EXERCISE DETAILS
Copy each line of the entries that contains the word "Predicted".

Data entries:
-.-.-
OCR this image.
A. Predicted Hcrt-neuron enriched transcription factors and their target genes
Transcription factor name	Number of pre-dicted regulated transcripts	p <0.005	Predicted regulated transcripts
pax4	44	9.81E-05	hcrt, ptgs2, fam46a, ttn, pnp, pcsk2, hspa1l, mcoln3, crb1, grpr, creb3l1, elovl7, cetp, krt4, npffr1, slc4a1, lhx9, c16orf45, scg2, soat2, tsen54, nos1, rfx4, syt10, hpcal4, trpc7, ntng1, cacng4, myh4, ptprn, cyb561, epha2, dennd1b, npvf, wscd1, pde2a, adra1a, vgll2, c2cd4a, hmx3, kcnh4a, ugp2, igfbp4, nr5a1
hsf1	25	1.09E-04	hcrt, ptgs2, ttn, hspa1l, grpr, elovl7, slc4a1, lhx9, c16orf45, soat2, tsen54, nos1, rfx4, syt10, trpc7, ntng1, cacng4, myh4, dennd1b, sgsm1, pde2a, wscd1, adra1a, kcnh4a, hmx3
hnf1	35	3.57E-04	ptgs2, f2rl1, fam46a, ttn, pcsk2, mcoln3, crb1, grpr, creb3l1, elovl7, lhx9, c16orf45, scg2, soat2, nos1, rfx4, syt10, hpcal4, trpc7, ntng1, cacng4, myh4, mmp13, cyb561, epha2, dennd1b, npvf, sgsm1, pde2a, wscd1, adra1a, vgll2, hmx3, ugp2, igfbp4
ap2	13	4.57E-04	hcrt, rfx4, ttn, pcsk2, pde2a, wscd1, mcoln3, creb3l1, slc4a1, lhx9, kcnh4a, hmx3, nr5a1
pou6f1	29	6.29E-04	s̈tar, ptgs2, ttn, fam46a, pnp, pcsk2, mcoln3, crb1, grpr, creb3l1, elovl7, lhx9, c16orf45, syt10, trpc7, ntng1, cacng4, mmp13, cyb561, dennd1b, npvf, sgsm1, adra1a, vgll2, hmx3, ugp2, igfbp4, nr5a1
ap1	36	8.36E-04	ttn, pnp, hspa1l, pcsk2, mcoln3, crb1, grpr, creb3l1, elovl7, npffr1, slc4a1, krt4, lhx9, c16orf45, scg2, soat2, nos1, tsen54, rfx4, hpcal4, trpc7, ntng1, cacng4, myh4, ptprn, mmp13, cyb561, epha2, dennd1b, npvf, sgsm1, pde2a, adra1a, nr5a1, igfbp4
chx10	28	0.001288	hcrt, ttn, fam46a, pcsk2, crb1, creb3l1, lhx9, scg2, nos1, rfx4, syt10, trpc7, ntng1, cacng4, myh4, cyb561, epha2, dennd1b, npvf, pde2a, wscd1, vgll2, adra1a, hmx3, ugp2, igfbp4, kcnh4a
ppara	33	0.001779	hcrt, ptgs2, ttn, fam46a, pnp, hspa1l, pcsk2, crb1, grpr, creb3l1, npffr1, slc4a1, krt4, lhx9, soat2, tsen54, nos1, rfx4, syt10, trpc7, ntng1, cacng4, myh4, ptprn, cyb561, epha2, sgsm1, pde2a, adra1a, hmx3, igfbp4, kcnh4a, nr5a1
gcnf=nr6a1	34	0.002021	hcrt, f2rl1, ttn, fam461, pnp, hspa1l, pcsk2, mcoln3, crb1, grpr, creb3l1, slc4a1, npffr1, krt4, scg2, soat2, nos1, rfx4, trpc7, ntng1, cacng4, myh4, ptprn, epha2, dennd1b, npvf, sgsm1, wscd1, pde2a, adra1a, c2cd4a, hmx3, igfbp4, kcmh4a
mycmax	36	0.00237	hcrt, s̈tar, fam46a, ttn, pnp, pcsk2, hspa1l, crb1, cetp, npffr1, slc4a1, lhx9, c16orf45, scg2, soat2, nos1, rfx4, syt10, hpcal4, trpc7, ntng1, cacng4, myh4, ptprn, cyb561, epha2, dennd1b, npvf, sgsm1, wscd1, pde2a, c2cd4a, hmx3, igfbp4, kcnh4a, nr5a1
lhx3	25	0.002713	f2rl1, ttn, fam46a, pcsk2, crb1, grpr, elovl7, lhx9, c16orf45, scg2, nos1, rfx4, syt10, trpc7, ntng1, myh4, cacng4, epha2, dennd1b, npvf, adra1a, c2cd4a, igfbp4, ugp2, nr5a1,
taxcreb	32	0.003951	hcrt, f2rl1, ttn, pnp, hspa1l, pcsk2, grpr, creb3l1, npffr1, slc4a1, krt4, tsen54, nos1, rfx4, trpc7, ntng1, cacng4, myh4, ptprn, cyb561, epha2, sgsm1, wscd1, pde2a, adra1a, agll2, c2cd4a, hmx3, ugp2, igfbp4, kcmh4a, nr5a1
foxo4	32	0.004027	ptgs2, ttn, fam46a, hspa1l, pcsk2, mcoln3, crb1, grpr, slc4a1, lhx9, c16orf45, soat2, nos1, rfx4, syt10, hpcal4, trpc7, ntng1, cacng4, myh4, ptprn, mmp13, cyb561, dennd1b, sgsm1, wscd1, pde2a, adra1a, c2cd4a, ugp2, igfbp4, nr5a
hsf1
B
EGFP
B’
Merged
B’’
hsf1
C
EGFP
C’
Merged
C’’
-.-.-
OUTPUT
A. Predicted Hcrt-neuron enriched transcription factors and their target genes
Transcription factor name	Number of pre-dicted regulated transcripts	p <0.005	Predicted regulated transcripts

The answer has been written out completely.